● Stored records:
════

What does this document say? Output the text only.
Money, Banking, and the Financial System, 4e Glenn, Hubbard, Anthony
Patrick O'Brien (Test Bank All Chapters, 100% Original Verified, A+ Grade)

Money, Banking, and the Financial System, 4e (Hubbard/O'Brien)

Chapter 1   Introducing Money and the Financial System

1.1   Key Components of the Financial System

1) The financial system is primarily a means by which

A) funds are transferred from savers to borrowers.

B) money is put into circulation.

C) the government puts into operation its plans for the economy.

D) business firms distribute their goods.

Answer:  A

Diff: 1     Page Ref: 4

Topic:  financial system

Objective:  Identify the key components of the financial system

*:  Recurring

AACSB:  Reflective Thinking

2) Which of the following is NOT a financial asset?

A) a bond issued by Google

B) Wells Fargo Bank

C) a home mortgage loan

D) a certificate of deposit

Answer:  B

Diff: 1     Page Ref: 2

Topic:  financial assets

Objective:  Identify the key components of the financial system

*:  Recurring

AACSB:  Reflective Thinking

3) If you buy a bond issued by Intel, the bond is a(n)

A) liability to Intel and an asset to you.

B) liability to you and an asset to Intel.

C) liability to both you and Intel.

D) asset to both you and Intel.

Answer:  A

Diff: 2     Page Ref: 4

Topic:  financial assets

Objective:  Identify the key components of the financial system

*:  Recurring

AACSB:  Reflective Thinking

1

════

● Exercise goal: Take the listing above and set it down exactly.

● The answer:
What does this document say? Output the text only.
Money, Banking, and the Financial System, 4e Glenn, Hubbard, Anthony
Patrick O'Brien (Test Bank All Chapters, 100% Original Verified, A+ Grade)

Money, Banking, and the Financial System, 4e (Hubbard/O'Brien)

Chapter 1   Introducing Money and the Financial System

1.1   Key Components of the Financial System

1) The financial system is primarily a means by which

A) funds are transferred from savers to borrowers.

B) money is put into circulation.

C) the government puts into operation its plans for the economy.

D) business firms distribute their goods.

Answer:  A

Diff: 1     Page Ref: 4

Topic:  financial system

Objective:  Identify the key components of the financial system

*:  Recurring

AACSB:  Reflective Thinking

2) Which of the following is NOT a financial asset?

A) a bond issued by Google

B) Wells Fargo Bank

C) a home mortgage loan

D) a certificate of deposit

Answer:  B

Diff: 1     Page Ref: 2

Topic:  financial assets

Objective:  Identify the key components of the financial system

*:  Recurring

AACSB:  Reflective Thinking

3) If you buy a bond issued by Intel, the bond is a(n)

A) liability to Intel and an asset to you.

B) liability to you and an asset to Intel.

C) liability to both you and Intel.

D) asset to both you and Intel.

Answer:  A

Diff: 2     Page Ref: 4

Topic:  financial assets

Objective:  Identify the key components of the financial system

*:  Recurring

AACSB:  Reflective Thinking

1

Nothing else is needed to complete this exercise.